### Actions to take
(1) In the passage on studying economics, rewrite the part that begins at "Reaching Out" and ends after "to your email?", changing "bubble" to "comfort zone".
(2) According to the passage on studying economics, what does the writer call "the light I needed yet didn't know was there"?
— start Passage shown —
There are possible paths I could’ve taken to lead me to where I am today but I have no regrets accumulating student loans in the pursuit of shaping my mind.  I could’ve tried to be a self-taught Austrian Economic thinker. I could’ve found books by Menger, Hayek, Mises, Rothbard, Coase, Kirzner on my own, but probably not in the timely manner that I did stumbling into college. Although I’d encourage others to have an open-mind about next steps in education, I myself am indebted to the education I received. George Mason economics was the light I needed yet didn’t know was there.

Reaching Out

Stop living in your bubble. There are smart people out there that you need to cross paths with in order to expand yourself. Reach out. Try cold calling or cold emailing someone you have an interest in. Explain why you’re sending an email. It’s not hard. What is there to lose? They don’t respond to your email?
— end Passage shown —
— start Source excerpt —
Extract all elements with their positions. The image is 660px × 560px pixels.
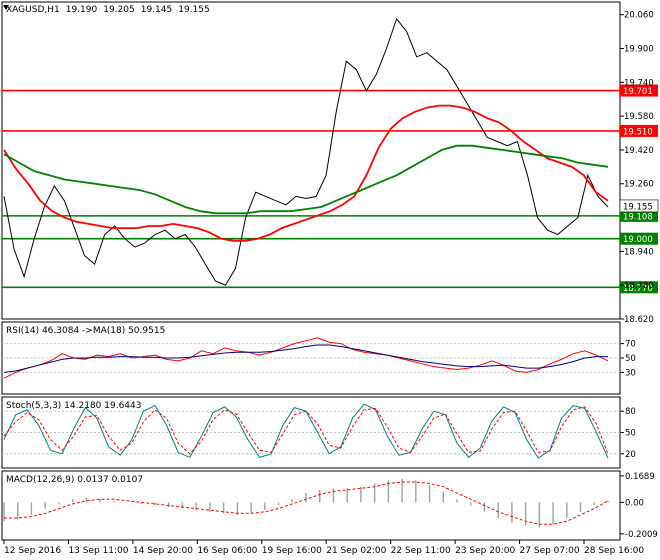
— end Source excerpt —
### Responses to the tasks
(1)
Reaching Out

Stop living in your comfort zone. There are smart people out there that you need to cross paths with in order to expand yourself. Reach out. Try cold calling or cold emailing someone you have an interest in. Explain why you’re sending an email. It’s not hard. What is there to lose? They don’t respond to your email?

(2) George Mason economics.